▸ INFORMATION GIVEN:
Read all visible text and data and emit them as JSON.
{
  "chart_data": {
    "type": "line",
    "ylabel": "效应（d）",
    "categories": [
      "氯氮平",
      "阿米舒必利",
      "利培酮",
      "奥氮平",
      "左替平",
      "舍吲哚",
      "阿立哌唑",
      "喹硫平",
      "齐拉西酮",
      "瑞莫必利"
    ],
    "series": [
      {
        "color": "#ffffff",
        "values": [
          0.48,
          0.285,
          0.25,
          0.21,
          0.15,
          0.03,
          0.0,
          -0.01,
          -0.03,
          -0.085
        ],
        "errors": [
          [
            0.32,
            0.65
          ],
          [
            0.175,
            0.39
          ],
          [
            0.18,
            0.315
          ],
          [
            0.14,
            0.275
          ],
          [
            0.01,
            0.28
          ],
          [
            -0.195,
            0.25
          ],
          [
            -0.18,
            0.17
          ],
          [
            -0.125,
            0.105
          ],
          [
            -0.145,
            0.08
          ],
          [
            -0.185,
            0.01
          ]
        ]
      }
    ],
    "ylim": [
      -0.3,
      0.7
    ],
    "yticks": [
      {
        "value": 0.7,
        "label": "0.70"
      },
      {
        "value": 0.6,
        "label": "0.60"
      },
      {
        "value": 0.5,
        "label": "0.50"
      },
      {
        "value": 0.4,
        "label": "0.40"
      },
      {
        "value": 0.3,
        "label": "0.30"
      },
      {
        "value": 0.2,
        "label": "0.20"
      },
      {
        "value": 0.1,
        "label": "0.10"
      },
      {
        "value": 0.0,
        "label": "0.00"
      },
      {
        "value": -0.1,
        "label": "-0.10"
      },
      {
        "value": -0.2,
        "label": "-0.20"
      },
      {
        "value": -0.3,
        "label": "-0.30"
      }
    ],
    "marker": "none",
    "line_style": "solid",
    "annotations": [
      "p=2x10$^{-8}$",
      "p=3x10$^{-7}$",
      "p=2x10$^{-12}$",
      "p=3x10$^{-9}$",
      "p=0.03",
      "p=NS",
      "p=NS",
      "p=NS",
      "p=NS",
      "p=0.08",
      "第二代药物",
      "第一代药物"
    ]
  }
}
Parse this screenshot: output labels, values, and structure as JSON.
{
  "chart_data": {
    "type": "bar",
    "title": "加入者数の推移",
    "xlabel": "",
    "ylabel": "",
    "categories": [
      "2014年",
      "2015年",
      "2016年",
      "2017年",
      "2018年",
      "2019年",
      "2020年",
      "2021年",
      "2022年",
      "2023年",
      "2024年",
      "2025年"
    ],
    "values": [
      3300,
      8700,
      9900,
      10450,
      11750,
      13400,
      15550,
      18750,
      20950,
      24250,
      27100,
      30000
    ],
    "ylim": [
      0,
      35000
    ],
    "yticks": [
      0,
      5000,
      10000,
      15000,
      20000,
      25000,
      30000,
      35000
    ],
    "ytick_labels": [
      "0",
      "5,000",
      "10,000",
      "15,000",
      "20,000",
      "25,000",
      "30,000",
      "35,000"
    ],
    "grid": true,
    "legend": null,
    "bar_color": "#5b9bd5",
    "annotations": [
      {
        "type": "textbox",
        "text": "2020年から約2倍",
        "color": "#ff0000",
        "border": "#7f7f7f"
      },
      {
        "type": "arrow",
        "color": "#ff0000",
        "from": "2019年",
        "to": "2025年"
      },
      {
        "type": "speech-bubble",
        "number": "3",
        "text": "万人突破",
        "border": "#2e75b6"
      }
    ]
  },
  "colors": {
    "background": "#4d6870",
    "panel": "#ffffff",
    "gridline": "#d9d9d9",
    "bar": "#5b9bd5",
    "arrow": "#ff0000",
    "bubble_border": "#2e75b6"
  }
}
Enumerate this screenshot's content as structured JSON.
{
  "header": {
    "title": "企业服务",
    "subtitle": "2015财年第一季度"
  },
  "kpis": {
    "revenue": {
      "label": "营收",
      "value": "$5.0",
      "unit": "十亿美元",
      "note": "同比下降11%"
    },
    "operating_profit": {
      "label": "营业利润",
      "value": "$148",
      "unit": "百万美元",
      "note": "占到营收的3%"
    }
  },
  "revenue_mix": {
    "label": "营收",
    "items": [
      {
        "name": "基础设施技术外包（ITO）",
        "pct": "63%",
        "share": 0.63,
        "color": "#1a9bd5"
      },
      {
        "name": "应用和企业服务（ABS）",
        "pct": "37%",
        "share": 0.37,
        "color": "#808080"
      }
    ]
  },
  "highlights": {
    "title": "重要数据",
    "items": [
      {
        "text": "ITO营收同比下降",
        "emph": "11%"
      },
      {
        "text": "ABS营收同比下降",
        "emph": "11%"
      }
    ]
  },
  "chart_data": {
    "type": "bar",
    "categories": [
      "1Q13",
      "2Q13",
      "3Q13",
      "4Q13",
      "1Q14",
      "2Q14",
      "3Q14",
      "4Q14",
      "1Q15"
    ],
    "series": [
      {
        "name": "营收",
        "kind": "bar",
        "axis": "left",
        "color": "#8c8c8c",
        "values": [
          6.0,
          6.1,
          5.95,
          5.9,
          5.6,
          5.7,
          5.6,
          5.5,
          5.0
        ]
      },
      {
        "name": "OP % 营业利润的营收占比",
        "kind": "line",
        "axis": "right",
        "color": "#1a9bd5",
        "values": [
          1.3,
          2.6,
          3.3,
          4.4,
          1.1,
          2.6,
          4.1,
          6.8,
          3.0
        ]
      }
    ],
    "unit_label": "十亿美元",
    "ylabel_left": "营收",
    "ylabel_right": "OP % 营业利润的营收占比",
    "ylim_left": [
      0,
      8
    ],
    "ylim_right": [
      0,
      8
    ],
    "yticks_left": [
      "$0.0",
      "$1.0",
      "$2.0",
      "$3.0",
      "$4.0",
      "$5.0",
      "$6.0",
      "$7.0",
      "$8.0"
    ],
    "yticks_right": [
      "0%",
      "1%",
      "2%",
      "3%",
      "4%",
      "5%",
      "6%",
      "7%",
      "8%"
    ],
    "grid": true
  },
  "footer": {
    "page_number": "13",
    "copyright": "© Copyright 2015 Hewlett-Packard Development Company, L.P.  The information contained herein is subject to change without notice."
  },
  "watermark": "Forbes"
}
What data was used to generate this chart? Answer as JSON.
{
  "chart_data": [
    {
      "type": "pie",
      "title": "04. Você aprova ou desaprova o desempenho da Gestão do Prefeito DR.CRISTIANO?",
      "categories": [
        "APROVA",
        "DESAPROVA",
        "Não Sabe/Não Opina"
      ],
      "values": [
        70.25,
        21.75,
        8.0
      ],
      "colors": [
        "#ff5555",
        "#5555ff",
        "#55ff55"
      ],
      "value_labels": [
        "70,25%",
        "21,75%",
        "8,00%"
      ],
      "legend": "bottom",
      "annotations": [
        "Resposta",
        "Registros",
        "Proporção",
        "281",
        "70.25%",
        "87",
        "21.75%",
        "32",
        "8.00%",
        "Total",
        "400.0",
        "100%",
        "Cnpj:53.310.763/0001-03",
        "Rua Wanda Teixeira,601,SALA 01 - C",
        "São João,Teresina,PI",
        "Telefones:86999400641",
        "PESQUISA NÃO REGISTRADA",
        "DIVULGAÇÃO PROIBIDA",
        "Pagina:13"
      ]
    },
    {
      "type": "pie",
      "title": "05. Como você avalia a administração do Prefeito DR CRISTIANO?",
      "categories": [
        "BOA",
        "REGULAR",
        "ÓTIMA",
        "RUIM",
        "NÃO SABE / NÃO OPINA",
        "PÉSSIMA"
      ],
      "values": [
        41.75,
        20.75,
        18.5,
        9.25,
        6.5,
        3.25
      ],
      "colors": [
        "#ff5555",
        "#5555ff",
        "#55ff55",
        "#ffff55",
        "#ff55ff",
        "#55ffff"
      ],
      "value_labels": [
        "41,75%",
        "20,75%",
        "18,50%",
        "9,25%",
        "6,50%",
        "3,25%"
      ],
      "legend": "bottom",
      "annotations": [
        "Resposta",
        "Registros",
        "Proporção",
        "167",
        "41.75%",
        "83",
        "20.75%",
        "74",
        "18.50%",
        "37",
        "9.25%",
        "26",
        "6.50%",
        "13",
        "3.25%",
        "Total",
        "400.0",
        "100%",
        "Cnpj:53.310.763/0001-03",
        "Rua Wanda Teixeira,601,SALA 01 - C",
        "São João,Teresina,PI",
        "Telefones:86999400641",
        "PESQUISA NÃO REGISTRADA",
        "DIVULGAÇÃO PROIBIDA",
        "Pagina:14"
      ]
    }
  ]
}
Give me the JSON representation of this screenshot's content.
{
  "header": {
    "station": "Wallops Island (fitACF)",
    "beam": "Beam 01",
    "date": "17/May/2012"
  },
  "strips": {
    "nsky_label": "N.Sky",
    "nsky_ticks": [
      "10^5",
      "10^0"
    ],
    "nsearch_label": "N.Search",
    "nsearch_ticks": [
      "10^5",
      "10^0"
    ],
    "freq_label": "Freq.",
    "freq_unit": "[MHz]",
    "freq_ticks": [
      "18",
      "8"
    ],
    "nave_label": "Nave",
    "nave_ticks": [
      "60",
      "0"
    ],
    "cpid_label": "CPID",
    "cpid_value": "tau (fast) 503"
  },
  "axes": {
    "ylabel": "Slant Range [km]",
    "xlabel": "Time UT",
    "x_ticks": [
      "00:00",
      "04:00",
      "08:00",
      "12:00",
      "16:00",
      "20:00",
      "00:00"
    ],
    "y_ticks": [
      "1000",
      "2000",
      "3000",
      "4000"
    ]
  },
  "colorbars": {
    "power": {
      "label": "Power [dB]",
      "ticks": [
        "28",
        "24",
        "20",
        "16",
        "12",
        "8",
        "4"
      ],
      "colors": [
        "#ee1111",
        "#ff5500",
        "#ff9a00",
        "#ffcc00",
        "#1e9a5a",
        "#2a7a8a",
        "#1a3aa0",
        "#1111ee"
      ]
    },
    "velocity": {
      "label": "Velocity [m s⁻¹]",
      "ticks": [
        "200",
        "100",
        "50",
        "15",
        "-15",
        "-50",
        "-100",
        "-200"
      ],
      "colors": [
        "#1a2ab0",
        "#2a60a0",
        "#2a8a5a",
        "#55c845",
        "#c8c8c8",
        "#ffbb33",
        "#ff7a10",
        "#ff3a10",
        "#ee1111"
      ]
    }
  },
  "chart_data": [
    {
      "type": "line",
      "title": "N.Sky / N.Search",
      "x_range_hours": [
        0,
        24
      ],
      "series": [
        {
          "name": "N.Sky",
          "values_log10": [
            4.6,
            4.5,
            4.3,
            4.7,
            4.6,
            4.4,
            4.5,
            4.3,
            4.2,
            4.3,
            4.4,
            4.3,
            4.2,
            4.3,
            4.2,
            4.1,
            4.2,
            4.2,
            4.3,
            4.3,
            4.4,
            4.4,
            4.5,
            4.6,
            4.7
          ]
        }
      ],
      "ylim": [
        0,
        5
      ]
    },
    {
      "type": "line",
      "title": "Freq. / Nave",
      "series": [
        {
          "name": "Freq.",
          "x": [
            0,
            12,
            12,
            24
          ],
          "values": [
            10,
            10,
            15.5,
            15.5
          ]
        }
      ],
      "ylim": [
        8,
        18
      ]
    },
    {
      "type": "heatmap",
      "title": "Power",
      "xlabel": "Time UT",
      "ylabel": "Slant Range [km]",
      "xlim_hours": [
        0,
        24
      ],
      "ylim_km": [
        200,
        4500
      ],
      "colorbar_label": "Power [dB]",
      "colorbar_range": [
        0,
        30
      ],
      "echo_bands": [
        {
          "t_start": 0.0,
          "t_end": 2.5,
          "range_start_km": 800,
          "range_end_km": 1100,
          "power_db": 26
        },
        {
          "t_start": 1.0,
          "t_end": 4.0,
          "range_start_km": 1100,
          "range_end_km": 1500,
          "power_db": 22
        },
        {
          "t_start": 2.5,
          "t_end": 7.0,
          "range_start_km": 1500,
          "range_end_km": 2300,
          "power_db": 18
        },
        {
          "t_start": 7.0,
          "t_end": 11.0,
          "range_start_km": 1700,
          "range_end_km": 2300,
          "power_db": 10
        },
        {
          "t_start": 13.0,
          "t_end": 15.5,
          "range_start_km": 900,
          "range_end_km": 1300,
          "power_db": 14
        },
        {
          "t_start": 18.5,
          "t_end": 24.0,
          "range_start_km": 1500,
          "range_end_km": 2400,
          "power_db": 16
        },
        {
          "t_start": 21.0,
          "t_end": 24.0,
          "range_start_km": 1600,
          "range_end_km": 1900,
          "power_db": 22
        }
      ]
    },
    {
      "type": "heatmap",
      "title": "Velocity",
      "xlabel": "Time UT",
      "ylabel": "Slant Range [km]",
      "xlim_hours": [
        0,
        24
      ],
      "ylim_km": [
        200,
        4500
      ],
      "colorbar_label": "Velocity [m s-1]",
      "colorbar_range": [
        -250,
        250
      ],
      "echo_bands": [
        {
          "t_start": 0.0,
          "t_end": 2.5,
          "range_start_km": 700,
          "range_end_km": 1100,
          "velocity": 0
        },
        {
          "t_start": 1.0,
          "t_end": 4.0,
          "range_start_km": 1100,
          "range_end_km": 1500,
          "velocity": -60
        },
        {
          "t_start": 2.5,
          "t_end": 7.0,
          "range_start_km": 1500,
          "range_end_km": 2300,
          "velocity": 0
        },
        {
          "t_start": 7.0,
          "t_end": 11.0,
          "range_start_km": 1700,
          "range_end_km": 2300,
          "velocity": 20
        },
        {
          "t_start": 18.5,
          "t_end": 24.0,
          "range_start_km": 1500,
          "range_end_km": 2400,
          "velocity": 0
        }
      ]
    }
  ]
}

▸ CHALLENGE:
Using the records above, say how many lines include the string "name". Only the number is wanted.

▸ RESULT OF THE EXERCISE:
6